### WHAT IS REQUIRED
How many lines in the material below contain the word "showing"? Write only the number.

──────

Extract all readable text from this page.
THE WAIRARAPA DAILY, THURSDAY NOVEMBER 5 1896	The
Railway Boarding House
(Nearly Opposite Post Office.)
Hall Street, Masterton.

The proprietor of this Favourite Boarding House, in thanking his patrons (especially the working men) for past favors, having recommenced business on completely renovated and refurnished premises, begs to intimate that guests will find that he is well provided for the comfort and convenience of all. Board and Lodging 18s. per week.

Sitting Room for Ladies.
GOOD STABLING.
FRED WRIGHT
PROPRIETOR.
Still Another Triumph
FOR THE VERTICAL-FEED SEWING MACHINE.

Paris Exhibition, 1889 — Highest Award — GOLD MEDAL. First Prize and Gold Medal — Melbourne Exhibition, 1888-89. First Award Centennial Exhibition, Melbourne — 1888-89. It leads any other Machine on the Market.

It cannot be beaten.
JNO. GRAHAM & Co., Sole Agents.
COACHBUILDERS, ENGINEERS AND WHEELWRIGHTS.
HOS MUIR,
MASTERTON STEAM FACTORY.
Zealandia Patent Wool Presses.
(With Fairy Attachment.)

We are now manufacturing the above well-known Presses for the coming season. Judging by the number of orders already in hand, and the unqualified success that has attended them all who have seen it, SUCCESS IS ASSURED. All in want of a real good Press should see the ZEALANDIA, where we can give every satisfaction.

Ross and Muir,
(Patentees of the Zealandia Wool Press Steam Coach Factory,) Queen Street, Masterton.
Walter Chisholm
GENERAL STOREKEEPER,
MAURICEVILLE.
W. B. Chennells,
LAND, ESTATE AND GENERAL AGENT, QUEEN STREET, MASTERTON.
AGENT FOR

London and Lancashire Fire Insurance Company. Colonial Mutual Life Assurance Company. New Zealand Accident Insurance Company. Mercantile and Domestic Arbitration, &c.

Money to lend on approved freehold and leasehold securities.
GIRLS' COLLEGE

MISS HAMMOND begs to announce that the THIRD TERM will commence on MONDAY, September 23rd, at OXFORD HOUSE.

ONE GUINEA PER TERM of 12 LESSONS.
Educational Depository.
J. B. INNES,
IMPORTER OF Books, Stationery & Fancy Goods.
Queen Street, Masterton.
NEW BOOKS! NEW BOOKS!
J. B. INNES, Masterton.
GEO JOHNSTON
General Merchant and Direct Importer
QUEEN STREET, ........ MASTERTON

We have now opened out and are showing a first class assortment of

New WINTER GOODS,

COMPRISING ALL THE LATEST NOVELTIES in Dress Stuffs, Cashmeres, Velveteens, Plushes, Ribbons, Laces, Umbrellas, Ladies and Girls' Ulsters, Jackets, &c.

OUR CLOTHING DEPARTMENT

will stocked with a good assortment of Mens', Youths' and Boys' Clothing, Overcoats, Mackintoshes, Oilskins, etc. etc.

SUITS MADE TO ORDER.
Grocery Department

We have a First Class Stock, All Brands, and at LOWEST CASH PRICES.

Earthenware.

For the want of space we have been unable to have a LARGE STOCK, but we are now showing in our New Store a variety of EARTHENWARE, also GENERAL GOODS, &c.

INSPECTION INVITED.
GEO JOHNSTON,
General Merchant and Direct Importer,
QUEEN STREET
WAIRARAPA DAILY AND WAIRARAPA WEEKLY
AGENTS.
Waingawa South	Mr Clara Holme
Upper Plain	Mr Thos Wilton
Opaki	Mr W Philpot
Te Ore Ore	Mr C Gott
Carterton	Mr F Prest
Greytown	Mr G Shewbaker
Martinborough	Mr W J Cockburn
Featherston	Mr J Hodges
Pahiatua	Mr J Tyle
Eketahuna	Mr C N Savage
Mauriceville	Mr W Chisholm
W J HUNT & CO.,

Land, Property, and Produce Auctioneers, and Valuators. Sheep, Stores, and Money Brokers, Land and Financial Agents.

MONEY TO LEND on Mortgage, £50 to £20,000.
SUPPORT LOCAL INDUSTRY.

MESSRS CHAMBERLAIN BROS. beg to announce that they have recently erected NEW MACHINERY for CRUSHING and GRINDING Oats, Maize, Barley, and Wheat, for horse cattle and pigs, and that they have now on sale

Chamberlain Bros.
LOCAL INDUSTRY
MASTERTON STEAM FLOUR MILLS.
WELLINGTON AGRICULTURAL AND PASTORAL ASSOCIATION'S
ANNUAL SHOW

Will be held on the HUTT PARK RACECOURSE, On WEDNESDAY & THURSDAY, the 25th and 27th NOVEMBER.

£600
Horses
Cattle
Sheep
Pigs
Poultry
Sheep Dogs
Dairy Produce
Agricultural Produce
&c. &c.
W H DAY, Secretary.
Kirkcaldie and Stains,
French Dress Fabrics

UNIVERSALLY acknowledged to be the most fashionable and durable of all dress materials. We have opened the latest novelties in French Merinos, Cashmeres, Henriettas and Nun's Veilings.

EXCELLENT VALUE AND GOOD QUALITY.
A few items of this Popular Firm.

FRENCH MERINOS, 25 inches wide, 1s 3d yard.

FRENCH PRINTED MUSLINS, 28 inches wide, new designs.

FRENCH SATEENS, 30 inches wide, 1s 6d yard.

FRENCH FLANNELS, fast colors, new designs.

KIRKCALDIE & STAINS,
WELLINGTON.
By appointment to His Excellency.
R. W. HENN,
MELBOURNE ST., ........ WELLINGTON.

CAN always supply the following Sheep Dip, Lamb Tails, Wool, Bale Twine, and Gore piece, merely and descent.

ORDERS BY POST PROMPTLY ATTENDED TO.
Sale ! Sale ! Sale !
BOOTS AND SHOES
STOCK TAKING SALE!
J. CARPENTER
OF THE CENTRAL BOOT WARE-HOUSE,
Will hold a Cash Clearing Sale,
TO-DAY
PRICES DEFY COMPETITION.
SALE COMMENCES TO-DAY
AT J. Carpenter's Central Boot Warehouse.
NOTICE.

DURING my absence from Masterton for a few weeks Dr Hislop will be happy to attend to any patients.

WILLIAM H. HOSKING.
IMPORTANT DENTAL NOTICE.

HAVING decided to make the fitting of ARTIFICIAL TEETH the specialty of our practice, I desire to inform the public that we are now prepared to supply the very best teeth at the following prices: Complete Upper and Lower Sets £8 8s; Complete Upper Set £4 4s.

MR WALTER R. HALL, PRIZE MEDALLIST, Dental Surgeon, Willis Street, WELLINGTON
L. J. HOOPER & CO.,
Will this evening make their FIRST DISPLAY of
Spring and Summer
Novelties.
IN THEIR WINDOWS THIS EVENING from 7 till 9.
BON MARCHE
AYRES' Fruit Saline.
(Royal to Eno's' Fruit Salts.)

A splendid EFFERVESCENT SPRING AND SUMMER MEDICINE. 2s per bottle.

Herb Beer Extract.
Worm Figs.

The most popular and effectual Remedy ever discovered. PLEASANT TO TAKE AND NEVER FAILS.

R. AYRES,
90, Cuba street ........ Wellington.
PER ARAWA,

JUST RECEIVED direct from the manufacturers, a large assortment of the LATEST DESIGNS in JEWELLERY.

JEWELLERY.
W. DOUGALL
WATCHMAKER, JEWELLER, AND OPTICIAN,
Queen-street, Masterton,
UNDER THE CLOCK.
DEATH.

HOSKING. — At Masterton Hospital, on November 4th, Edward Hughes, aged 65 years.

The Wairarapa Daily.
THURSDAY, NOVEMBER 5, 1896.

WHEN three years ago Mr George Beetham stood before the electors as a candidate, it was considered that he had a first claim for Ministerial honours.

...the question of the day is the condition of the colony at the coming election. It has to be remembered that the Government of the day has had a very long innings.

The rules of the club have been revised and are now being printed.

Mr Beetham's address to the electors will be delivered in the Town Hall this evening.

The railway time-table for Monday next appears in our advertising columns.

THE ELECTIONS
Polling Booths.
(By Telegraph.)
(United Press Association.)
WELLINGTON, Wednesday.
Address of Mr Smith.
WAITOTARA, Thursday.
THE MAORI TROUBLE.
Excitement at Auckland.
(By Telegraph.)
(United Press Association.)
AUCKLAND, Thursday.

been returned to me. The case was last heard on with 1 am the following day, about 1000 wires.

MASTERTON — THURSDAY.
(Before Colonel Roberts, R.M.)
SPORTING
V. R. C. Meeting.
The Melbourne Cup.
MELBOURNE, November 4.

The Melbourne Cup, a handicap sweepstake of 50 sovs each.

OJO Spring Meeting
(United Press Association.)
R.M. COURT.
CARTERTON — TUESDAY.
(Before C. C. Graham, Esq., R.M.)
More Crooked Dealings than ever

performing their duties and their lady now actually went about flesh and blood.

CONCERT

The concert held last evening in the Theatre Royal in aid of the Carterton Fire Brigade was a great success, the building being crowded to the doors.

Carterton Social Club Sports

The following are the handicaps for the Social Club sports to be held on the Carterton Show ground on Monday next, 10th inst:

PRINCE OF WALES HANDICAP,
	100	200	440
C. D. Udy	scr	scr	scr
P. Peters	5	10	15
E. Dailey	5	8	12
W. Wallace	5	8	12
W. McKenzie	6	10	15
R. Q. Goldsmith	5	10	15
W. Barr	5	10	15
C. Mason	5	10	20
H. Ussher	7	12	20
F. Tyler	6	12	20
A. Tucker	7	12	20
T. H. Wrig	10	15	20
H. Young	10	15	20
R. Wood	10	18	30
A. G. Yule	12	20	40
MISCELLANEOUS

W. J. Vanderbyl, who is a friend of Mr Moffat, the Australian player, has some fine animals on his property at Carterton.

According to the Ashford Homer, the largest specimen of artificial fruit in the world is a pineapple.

──────

### RESPONSE AREA
2